## [Problem details]
Count every line that includes the string "Trending" in the entries that follow. Nothing besides the number is needed.

====== Records shown ======

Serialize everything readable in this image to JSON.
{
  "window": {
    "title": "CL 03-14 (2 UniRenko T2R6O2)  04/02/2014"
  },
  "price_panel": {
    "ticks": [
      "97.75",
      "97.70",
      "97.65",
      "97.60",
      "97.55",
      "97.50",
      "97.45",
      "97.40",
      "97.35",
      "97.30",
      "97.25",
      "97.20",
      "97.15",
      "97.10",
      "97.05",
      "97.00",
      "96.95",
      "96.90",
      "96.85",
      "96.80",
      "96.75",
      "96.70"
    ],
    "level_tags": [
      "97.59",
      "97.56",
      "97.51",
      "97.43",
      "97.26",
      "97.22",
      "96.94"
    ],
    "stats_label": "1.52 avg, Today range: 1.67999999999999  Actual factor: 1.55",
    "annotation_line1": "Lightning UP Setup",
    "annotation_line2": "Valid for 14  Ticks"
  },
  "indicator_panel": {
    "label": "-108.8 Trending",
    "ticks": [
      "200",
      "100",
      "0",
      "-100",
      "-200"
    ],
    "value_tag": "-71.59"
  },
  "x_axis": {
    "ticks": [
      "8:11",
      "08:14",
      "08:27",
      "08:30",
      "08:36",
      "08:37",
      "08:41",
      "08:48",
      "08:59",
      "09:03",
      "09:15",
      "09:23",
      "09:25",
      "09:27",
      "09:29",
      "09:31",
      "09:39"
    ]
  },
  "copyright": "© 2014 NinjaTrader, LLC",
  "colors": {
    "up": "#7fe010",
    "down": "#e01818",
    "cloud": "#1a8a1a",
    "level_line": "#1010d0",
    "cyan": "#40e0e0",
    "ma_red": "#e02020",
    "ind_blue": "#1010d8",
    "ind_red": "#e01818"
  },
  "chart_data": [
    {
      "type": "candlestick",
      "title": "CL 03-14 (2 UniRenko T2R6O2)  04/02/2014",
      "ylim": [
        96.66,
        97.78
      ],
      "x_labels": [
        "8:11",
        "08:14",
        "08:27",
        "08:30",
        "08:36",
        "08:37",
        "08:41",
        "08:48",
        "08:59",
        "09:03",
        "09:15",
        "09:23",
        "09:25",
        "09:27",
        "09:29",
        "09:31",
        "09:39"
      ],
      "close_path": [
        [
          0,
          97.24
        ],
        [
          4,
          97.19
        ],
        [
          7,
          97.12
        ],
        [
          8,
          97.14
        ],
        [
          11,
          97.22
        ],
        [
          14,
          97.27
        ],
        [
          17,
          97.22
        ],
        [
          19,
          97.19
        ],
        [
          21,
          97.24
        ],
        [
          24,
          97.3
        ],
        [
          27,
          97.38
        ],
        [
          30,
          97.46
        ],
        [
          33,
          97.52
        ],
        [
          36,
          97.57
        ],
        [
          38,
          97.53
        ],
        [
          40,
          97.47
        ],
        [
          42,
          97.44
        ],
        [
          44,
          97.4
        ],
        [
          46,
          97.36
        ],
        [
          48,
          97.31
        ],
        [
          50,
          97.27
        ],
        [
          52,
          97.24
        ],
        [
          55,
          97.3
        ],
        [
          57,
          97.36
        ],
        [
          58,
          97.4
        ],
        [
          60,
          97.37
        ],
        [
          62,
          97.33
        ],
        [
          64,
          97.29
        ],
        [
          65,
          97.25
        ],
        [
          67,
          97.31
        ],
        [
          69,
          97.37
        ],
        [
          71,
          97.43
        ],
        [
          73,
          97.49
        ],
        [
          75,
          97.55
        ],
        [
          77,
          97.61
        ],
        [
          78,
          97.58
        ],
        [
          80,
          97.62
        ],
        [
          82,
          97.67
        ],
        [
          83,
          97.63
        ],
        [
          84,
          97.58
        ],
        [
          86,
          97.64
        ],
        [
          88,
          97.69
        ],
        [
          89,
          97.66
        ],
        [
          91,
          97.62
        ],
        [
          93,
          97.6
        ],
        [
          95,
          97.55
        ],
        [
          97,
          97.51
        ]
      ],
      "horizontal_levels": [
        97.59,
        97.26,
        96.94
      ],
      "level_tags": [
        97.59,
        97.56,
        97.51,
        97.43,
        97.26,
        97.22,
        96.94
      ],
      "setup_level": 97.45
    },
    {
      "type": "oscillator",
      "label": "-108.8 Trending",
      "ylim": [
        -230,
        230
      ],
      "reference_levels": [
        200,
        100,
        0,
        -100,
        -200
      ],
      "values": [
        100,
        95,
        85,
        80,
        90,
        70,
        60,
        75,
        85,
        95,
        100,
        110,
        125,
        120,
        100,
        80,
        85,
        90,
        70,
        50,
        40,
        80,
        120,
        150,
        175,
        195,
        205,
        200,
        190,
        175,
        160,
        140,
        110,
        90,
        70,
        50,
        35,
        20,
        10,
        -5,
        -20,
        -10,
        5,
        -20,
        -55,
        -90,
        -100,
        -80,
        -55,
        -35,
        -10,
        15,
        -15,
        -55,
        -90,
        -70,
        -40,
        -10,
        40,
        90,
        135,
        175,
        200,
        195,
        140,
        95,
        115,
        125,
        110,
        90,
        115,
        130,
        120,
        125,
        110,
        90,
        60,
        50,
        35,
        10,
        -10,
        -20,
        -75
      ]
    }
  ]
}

======

## [Solution]
2